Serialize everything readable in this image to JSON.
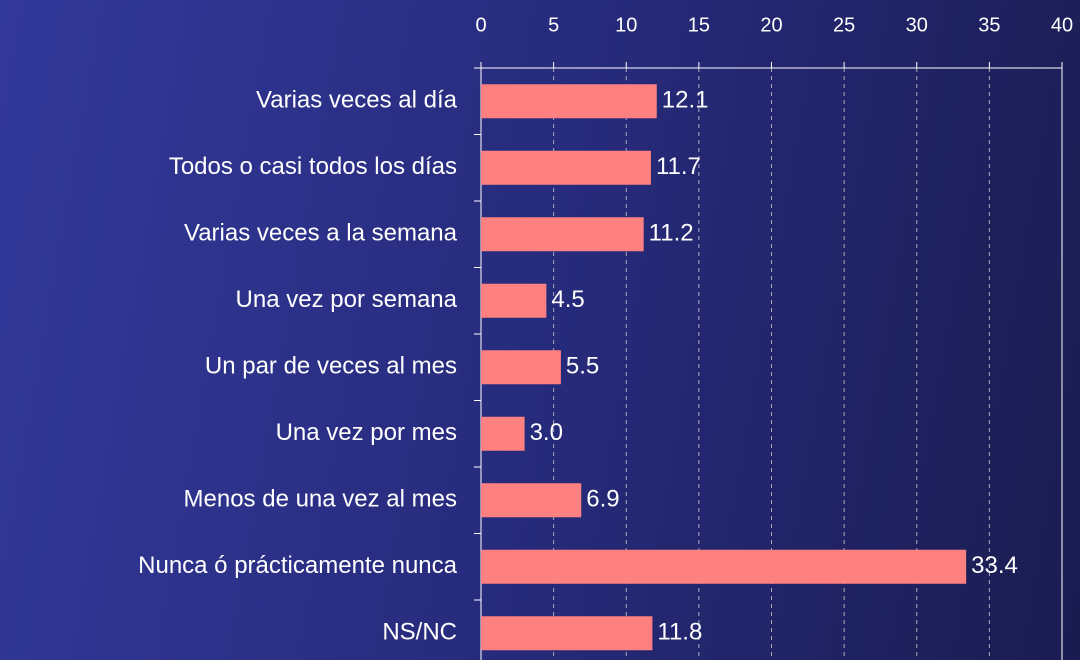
{
  "chart_data": {
    "type": "bar",
    "orientation": "horizontal",
    "categories": [
      "Varias veces al día",
      "Todos o casi todos los días",
      "Varias veces a la semana",
      "Una vez por semana",
      "Un par de veces al mes",
      "Una vez por mes",
      "Menos de una vez al mes",
      "Nunca ó prácticamente nunca",
      "NS/NC"
    ],
    "values": [
      12.1,
      11.7,
      11.2,
      4.5,
      5.5,
      3.0,
      6.9,
      33.4,
      11.8
    ],
    "value_labels": [
      "12.1",
      "11.7",
      "11.2",
      "4.5",
      "5.5",
      "3.0",
      "6.9",
      "33.4",
      "11.8"
    ],
    "color": "#ff8080",
    "xlim": [
      0,
      40
    ],
    "xticks": [
      0,
      5,
      10,
      15,
      20,
      25,
      30,
      35,
      40
    ],
    "grid": true
  }
}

* * * * * * *

◆ JOB ◆
Give every record back exactly as it reads, with no images.

◆ COMPLETED TASK ◆
Serialize everything readable in this image to JSON.
{
  "chart_data": {
    "type": "bar",
    "orientation": "horizontal",
    "categories": [
      "Varias veces al día",
      "Todos o casi todos los días",
      "Varias veces a la semana",
      "Una vez por semana",
      "Un par de veces al mes",
      "Una vez por mes",
      "Menos de una vez al mes",
      "Nunca ó prácticamente nunca",
      "NS/NC"
    ],
    "values": [
      12.1,
      11.7,
      11.2,
      4.5,
      5.5,
      3.0,
      6.9,
      33.4,
      11.8
    ],
    "value_labels": [
      "12.1",
      "11.7",
      "11.2",
      "4.5",
      "5.5",
      "3.0",
      "6.9",
      "33.4",
      "11.8"
    ],
    "color": "#ff8080",
    "xlim": [
      0,
      40
    ],
    "xticks": [
      0,
      5,
      10,
      15,
      20,
      25,
      30,
      35,
      40
    ],
    "grid": true
  }
}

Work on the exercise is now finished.